REQUEST: Copy out every line that contains the word "Slope".

-- Begin DATASET EXCERPTS --

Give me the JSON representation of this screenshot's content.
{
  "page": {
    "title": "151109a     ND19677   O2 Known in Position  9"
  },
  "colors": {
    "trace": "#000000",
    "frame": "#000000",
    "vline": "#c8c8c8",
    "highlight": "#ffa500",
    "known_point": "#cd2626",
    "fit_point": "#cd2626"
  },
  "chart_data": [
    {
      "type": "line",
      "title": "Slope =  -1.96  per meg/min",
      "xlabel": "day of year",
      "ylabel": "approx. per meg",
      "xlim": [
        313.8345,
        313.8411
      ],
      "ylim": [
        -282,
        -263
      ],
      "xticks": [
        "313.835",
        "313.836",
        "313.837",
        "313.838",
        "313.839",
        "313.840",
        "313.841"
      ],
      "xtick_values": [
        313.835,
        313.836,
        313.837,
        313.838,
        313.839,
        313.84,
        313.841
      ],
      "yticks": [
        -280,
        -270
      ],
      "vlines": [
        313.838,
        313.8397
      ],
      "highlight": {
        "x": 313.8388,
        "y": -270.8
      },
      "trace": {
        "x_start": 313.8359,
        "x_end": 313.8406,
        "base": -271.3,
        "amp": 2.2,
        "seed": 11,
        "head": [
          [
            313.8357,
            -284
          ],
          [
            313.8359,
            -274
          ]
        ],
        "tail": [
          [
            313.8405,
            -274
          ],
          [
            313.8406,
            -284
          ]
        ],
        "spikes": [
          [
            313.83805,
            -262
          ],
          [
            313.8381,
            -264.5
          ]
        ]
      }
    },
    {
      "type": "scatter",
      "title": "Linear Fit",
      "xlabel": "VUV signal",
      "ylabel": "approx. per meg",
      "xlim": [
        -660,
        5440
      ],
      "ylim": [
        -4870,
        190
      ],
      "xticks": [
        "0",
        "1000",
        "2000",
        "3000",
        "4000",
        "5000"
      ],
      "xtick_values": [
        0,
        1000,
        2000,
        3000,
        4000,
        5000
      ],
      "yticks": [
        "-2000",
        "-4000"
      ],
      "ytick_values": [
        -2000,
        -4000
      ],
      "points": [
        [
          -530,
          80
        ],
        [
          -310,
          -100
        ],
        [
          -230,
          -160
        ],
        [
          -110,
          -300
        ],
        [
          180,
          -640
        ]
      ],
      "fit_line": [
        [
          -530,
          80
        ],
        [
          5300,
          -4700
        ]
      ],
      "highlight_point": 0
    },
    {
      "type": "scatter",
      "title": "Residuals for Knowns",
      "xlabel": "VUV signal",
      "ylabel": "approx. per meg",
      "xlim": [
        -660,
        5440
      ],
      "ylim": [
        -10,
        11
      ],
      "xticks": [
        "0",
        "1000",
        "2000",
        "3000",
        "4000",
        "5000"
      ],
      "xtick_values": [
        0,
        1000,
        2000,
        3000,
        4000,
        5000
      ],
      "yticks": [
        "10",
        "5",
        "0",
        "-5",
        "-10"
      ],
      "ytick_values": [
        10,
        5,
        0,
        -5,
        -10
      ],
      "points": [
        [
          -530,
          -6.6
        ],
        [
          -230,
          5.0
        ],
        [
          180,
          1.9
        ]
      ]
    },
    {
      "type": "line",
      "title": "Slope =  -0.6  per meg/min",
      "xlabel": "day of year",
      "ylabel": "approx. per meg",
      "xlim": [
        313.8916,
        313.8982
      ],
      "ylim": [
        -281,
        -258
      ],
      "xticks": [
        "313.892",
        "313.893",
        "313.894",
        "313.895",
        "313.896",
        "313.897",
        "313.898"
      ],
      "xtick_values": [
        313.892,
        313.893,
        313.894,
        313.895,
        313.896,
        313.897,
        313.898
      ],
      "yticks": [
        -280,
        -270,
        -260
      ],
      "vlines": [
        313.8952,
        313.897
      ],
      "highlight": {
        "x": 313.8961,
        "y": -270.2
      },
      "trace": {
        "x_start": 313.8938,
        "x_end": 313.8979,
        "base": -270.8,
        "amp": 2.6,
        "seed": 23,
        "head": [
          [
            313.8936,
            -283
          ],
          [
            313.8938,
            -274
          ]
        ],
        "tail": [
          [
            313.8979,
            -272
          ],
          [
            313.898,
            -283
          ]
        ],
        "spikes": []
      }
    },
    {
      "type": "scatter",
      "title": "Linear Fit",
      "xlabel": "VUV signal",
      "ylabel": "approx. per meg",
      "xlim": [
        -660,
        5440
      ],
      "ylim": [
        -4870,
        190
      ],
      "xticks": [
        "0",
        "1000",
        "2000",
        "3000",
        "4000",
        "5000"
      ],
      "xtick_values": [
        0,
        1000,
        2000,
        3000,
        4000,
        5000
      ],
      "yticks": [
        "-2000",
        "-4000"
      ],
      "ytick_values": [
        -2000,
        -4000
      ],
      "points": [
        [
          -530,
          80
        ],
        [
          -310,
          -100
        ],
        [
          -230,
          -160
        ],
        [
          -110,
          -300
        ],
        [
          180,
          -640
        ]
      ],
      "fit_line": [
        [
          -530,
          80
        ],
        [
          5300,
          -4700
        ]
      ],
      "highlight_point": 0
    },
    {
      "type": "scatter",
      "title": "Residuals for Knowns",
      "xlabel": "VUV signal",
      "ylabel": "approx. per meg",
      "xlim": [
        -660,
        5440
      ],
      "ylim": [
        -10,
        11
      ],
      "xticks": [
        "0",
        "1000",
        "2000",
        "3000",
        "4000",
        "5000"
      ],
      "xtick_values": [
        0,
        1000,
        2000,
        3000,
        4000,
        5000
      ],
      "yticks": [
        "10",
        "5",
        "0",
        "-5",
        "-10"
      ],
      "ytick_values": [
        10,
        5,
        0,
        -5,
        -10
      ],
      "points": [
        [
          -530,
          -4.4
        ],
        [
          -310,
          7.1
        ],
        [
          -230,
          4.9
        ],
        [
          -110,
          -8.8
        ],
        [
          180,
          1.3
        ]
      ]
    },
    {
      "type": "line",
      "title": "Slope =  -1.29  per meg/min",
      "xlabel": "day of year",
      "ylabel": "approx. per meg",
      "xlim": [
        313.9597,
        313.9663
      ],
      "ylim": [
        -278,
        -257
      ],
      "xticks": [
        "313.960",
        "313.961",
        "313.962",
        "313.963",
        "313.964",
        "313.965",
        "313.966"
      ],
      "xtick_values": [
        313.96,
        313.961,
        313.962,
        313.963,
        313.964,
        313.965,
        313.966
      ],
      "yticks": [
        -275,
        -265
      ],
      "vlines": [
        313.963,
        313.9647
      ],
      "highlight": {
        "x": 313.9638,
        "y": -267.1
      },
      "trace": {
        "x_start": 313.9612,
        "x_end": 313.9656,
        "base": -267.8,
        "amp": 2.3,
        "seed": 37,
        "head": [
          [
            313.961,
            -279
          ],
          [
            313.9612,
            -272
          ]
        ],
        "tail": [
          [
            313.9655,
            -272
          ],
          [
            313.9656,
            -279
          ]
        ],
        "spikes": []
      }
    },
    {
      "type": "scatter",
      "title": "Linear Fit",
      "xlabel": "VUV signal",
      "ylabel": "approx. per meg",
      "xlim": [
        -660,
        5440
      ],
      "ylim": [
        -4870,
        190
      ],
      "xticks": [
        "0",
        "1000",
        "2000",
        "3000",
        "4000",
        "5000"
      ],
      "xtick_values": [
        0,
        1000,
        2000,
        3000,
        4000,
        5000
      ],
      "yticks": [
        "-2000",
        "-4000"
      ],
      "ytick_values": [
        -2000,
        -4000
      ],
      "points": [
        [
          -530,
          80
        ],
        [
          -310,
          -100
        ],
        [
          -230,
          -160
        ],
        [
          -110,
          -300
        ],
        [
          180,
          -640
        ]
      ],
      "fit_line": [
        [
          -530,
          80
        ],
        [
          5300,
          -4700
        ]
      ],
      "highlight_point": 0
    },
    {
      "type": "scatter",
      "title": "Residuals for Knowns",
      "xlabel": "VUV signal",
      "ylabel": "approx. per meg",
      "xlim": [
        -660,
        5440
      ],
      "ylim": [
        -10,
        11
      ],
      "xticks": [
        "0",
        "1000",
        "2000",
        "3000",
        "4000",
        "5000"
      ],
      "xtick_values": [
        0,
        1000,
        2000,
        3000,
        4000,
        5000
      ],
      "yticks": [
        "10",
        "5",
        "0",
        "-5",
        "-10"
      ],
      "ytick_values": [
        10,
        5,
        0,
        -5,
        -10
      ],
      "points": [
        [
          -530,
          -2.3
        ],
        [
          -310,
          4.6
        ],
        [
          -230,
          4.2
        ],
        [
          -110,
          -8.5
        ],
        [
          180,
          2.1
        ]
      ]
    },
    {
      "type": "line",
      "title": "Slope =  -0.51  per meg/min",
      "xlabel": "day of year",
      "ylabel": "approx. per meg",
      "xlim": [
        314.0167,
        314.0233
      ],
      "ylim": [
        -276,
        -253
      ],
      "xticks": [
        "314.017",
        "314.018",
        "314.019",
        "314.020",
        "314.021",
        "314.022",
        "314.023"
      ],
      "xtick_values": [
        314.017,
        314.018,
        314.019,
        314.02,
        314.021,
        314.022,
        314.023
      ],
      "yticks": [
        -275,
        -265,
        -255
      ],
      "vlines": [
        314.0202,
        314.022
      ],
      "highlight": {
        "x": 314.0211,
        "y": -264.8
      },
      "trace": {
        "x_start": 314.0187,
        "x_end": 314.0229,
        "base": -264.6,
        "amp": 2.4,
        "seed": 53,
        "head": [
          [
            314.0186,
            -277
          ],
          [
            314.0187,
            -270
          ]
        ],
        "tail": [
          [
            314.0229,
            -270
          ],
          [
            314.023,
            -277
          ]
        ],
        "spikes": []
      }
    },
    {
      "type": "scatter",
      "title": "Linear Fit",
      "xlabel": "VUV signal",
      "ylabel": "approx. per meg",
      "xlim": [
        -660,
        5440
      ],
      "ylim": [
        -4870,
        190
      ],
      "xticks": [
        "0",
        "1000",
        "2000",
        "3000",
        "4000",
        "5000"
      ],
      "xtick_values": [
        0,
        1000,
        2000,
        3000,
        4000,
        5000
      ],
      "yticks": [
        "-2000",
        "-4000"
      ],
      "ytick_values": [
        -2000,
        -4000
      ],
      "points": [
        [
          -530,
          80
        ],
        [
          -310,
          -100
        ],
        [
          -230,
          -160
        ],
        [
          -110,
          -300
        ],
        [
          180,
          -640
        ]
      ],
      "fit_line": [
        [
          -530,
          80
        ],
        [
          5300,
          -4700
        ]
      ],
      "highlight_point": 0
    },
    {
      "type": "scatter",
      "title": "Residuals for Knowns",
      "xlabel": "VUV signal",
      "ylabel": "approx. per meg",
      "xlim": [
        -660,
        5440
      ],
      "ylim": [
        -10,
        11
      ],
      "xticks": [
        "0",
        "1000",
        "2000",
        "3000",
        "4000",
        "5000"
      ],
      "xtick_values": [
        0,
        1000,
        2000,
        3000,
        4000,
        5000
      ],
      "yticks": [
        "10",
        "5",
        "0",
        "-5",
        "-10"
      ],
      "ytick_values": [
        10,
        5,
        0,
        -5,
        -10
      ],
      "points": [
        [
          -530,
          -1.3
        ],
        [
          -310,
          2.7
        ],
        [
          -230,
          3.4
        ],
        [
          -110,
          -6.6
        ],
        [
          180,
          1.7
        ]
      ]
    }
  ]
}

-- End DATASET EXCERPTS --

OUTPUT:
      "title": "Slope =  -1.96  per meg/min",
      "title": "Slope =  -0.6  per meg/min",
      "title": "Slope =  -1.29  per meg/min",
      "title": "Slope =  -0.51  per meg/min",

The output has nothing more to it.